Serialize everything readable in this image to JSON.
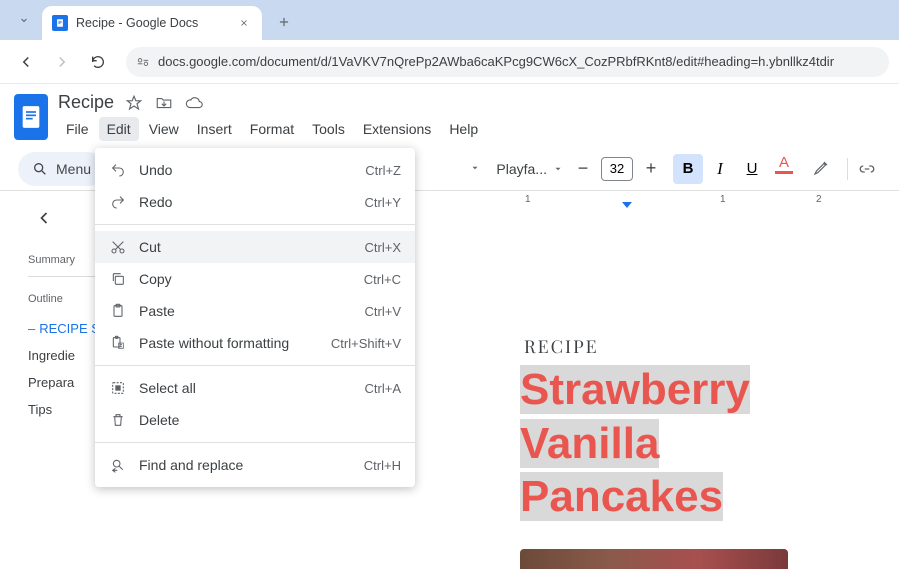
{
  "browser": {
    "tab_title": "Recipe - Google Docs",
    "url": "docs.google.com/document/d/1VaVKV7nQrePp2AWba6caKPcg9CW6cX_CozPRbfRKnt8/edit#heading=h.ybnllkz4tdir"
  },
  "docs": {
    "title": "Recipe",
    "menus": [
      "File",
      "Edit",
      "View",
      "Insert",
      "Format",
      "Tools",
      "Extensions",
      "Help"
    ],
    "active_menu_index": 1,
    "menus_pill_label": "Menu"
  },
  "toolbar": {
    "font_name": "Playfa...",
    "font_size": "32",
    "bold": "B",
    "italic": "I",
    "underline": "U",
    "text_color_letter": "A"
  },
  "edit_menu": {
    "sections": [
      [
        {
          "icon": "undo-icon",
          "label": "Undo",
          "shortcut": "Ctrl+Z"
        },
        {
          "icon": "redo-icon",
          "label": "Redo",
          "shortcut": "Ctrl+Y"
        }
      ],
      [
        {
          "icon": "cut-icon",
          "label": "Cut",
          "shortcut": "Ctrl+X",
          "hover": true
        },
        {
          "icon": "copy-icon",
          "label": "Copy",
          "shortcut": "Ctrl+C"
        },
        {
          "icon": "paste-icon",
          "label": "Paste",
          "shortcut": "Ctrl+V"
        },
        {
          "icon": "paste-plain-icon",
          "label": "Paste without formatting",
          "shortcut": "Ctrl+Shift+V"
        }
      ],
      [
        {
          "icon": "select-all-icon",
          "label": "Select all",
          "shortcut": "Ctrl+A"
        },
        {
          "icon": "delete-icon",
          "label": "Delete",
          "shortcut": ""
        }
      ],
      [
        {
          "icon": "find-replace-icon",
          "label": "Find and replace",
          "shortcut": "Ctrl+H"
        }
      ]
    ]
  },
  "outline": {
    "summary_label": "Summary",
    "outline_label": "Outline",
    "items": [
      {
        "label": "RECIPE S",
        "active": true
      },
      {
        "label": "Ingredie",
        "active": false
      },
      {
        "label": "Prepara",
        "active": false
      },
      {
        "label": "Tips",
        "active": false
      }
    ]
  },
  "ruler": {
    "marks": [
      "1",
      "1",
      "2"
    ]
  },
  "document": {
    "eyebrow": "RECIPE",
    "title_lines": [
      "Strawberry",
      "Vanilla",
      "Pancakes"
    ]
  }
}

= = = =

*DO THIS*: Reproduce each line word for word and drop the pictures.

*RESULT BELOW*:
Serialize everything readable in this image to JSON.
{
  "browser": {
    "tab_title": "Recipe - Google Docs",
    "url": "docs.google.com/document/d/1VaVKV7nQrePp2AWba6caKPcg9CW6cX_CozPRbfRKnt8/edit#heading=h.ybnllkz4tdir"
  },
  "docs": {
    "title": "Recipe",
    "menus": [
      "File",
      "Edit",
      "View",
      "Insert",
      "Format",
      "Tools",
      "Extensions",
      "Help"
    ],
    "active_menu_index": 1,
    "menus_pill_label": "Menu"
  },
  "toolbar": {
    "font_name": "Playfa...",
    "font_size": "32",
    "bold": "B",
    "italic": "I",
    "underline": "U",
    "text_color_letter": "A"
  },
  "edit_menu": {
    "sections": [
      [
        {
          "icon": "undo-icon",
          "label": "Undo",
          "shortcut": "Ctrl+Z"
        },
        {
          "icon": "redo-icon",
          "label": "Redo",
          "shortcut": "Ctrl+Y"
        }
      ],
      [
        {
          "icon": "cut-icon",
          "label": "Cut",
          "shortcut": "Ctrl+X",
          "hover": true
        },
        {
          "icon": "copy-icon",
          "label": "Copy",
          "shortcut": "Ctrl+C"
        },
        {
          "icon": "paste-icon",
          "label": "Paste",
          "shortcut": "Ctrl+V"
        },
        {
          "icon": "paste-plain-icon",
          "label": "Paste without formatting",
          "shortcut": "Ctrl+Shift+V"
        }
      ],
      [
        {
          "icon": "select-all-icon",
          "label": "Select all",
          "shortcut": "Ctrl+A"
        },
        {
          "icon": "delete-icon",
          "label": "Delete",
          "shortcut": ""
        }
      ],
      [
        {
          "icon": "find-replace-icon",
          "label": "Find and replace",
          "shortcut": "Ctrl+H"
        }
      ]
    ]
  },
  "outline": {
    "summary_label": "Summary",
    "outline_label": "Outline",
    "items": [
      {
        "label": "RECIPE S",
        "active": true
      },
      {
        "label": "Ingredie",
        "active": false
      },
      {
        "label": "Prepara",
        "active": false
      },
      {
        "label": "Tips",
        "active": false
      }
    ]
  },
  "ruler": {
    "marks": [
      "1",
      "1",
      "2"
    ]
  },
  "document": {
    "eyebrow": "RECIPE",
    "title_lines": [
      "Strawberry",
      "Vanilla",
      "Pancakes"
    ]
  }
}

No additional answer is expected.